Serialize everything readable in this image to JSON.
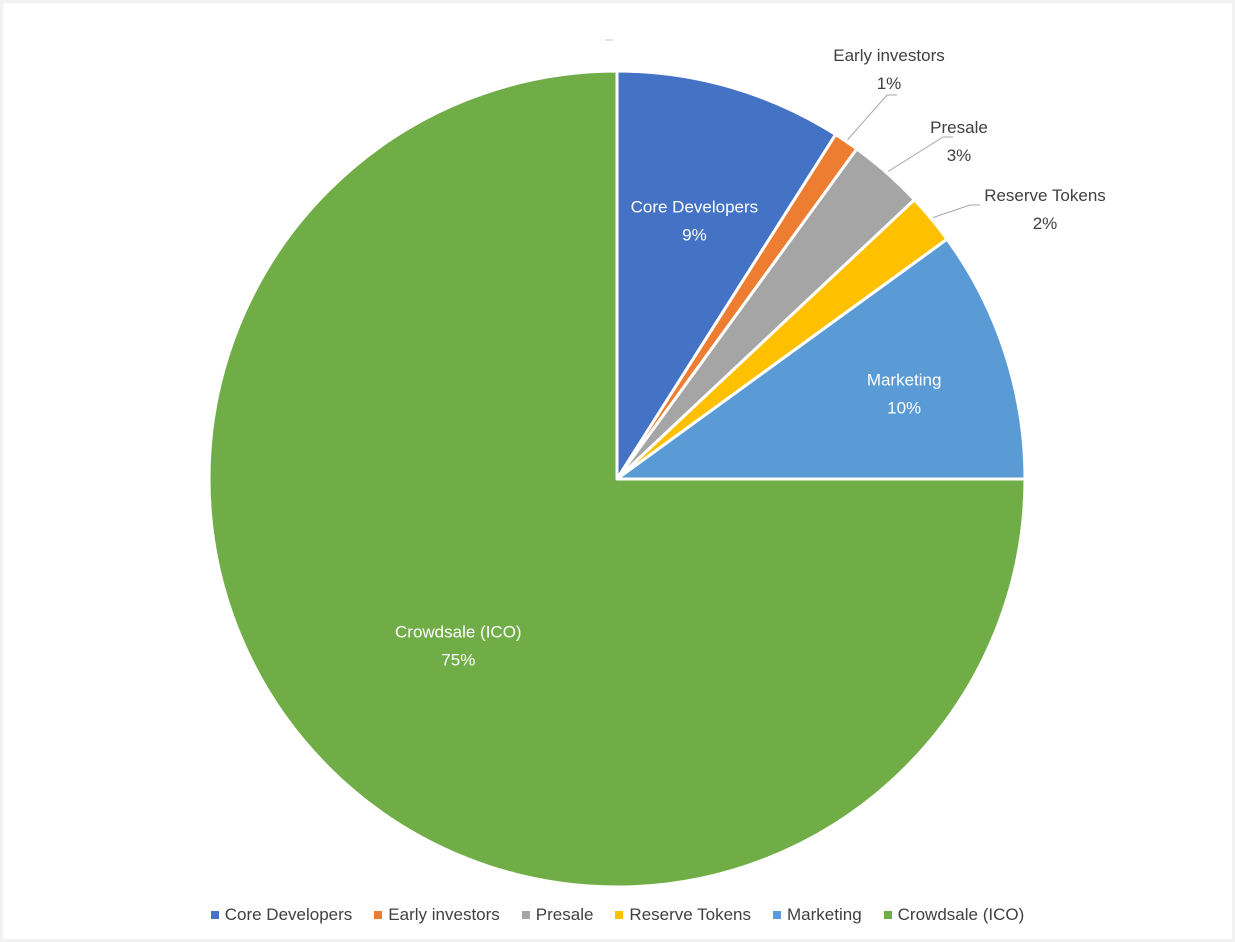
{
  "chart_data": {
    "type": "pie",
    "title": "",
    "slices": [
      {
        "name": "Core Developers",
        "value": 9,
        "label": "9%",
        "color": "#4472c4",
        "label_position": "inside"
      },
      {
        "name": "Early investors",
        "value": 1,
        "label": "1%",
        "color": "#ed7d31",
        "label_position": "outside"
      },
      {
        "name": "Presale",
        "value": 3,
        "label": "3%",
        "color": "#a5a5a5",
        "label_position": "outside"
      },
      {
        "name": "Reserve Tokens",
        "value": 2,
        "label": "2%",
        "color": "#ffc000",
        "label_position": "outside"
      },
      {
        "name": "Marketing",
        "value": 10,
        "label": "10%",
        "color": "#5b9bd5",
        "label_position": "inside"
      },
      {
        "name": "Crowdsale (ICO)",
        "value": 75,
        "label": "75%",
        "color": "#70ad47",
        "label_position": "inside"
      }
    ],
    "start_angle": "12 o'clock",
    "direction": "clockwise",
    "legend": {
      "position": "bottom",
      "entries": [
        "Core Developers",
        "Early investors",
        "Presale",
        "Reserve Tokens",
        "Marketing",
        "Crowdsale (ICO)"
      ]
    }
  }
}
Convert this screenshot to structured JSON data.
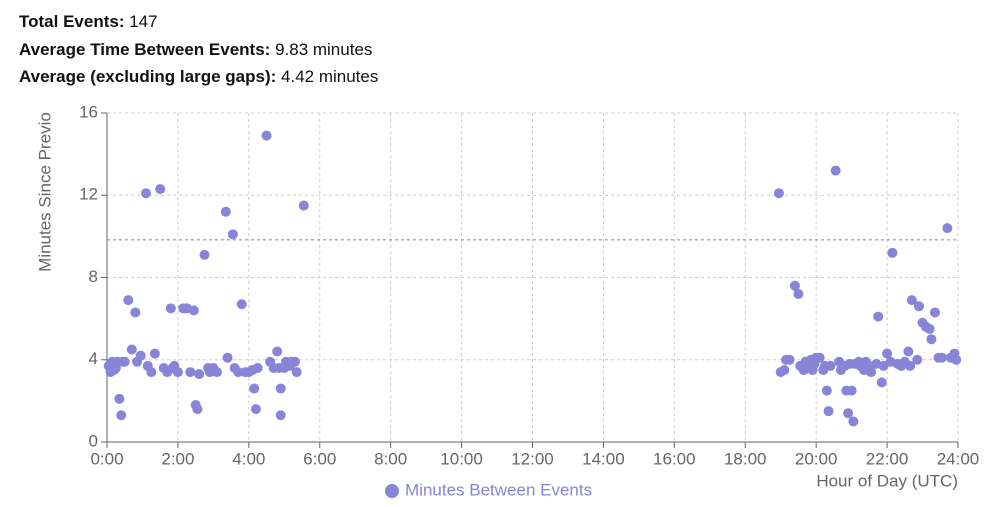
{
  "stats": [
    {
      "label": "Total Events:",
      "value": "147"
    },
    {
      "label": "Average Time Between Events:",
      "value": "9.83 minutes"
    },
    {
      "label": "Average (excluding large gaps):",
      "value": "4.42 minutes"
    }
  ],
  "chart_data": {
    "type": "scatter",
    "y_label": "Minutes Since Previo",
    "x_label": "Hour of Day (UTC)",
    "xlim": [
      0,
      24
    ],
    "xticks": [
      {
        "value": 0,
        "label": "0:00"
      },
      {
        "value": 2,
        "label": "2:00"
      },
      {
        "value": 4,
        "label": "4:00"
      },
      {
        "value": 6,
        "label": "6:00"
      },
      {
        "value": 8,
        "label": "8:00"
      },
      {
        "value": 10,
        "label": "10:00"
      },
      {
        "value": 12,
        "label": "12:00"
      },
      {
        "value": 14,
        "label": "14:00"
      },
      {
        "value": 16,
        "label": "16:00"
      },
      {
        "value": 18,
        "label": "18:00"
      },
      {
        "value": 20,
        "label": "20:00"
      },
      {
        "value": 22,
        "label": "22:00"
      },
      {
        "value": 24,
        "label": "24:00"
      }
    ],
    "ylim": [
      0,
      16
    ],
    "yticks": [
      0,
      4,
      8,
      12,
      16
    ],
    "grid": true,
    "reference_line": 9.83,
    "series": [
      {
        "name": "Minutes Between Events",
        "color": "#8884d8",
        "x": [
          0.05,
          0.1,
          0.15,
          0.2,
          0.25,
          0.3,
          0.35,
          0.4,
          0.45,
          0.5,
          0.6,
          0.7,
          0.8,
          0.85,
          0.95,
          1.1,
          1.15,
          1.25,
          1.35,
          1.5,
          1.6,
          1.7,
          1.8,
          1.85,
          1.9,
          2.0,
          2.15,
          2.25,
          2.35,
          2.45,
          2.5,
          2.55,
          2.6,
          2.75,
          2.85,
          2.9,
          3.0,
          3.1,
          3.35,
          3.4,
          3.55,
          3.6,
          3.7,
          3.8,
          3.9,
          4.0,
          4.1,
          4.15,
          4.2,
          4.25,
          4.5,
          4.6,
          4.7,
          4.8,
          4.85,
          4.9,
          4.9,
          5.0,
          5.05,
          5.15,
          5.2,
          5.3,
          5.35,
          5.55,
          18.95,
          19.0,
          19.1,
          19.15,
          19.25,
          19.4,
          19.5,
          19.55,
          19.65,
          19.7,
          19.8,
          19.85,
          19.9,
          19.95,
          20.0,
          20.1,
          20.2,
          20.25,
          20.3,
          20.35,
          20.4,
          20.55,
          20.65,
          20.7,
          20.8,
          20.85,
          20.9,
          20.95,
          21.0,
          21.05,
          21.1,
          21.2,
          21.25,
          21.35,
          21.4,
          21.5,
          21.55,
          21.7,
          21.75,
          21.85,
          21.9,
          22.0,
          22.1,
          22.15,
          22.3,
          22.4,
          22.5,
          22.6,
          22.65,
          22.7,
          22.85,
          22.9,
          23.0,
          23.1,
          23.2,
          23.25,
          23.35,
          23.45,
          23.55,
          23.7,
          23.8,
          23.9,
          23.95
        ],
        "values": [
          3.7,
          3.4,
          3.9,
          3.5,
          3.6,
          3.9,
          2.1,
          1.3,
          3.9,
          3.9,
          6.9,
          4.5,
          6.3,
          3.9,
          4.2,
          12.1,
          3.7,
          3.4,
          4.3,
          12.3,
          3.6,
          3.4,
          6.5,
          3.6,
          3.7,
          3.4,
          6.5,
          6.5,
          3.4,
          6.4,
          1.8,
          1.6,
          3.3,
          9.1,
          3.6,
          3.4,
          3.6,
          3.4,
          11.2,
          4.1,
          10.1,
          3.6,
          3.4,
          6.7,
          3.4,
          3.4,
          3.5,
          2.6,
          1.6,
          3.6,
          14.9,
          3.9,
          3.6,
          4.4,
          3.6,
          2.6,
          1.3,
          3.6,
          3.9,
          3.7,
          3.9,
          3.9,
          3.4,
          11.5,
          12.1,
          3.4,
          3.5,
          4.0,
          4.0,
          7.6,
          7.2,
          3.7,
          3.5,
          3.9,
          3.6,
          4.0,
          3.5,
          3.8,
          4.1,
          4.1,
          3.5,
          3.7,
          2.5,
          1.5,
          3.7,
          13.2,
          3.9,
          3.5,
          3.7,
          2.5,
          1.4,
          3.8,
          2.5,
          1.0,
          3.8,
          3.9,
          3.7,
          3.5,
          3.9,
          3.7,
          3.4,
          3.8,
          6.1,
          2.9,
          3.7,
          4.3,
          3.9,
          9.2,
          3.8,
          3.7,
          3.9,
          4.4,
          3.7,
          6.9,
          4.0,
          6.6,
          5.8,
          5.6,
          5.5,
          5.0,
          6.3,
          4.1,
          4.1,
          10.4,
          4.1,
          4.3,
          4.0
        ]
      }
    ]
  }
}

━━━━

What is the number of lines above that contain "Tokens"? Answer with that number only.

▶ RESULT
2